[QUOTED PASSAGE]
★ ★ ★

It is true that the People of the State have been shamefully defrauded. But it is not less true that it is to a great extent their own fault. They have now to submit to the loss of about five millions of dollars as the natural retributive penalty of their own folly. And if they will but lay well to heart the lesson they have been taught, it is worth its price. They have bought their experience much cheaper than some of their neighbors. Illinois and Indiana, for example, — and Pennsylvania, par excellence!

We are not surprised at the feeling which has been excited in Mississippi in relation to this subject. We are not surprised that a powerful and respectable opinion has formed and declared itself against the payment of these bonds. It may perhaps be that of a majority of its citizens-though the recent election is by no means to be regarded as any decisive evidence to that effect. It is easy to suppose that, among those whose suffrages have elected Governor Tucker, a much larger number than that of his majority over his competitor may have had no serious idea that the bonds ought to be, or actually would be, repudiated. Yet even if it were the present will of a clear popular majority, we would ascribe it rather to a temporary though natural exasperation against the authors of this great fraud upon the State; blinding the eyes of the people to that more calm and just view of all

the bearings of the question, which we should still feel certain that they would not fail to take after a brief season of "sober second-thought."

★ ★ ★

[PROVIDED DATA]
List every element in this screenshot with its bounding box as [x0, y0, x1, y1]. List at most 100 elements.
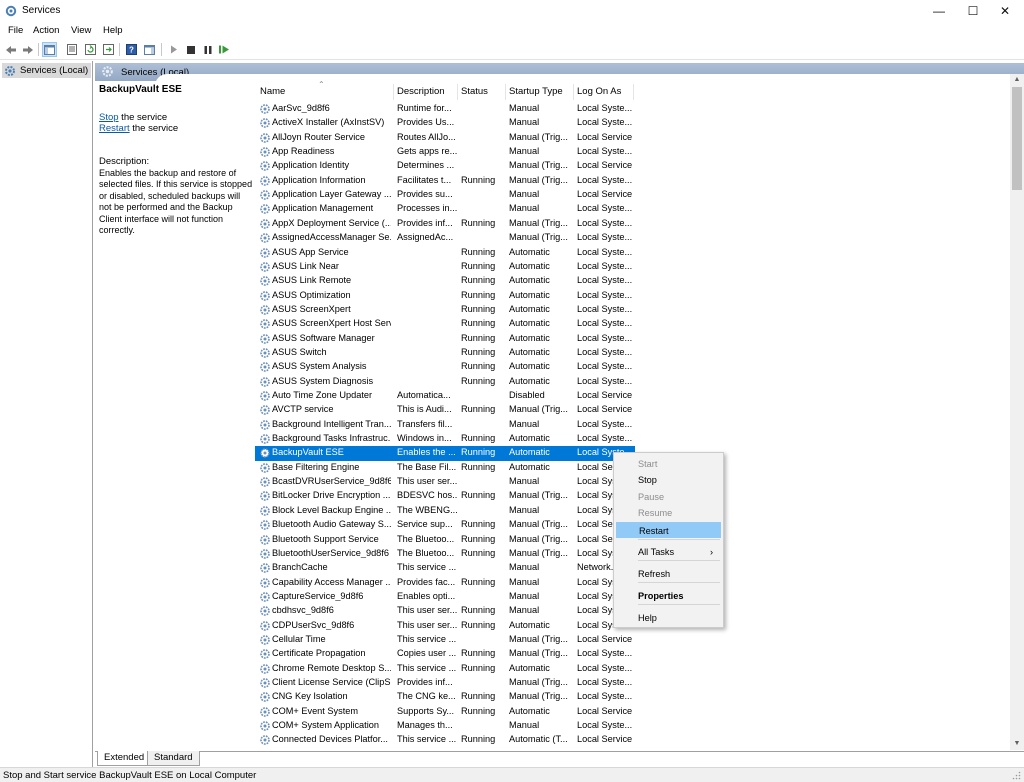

★ ★ ★

[EXERCISE TASKS]
A. According to the passage on the Mississippi bonds, why is the recent election not decisive evidence that most citizens oppose paying the bonds?
B. Quote the passage on the Mississippi bonds, starting at "It is true that" and ending at "Pennsylvania, par excellence!".

[TASK RESULTS]
A. Among those who voted for Governor Tucker, a number much larger than his majority over his competitor may have had no serious idea that the bonds ought to be, or actually would be, repudiated.

B.
It is true that the People of the State have been shamefully defrauded. But it is not less true that it is to a great extent their own fault. They have now to submit to the loss of about five millions of dollars as the natural retributive penalty of their own folly. And if they will but lay well to heart the lesson they have been taught, it is worth its price. They have bought their experience much cheaper than some of their neighbors. Illinois and Indiana, for example, — and Pennsylvania, par excellence!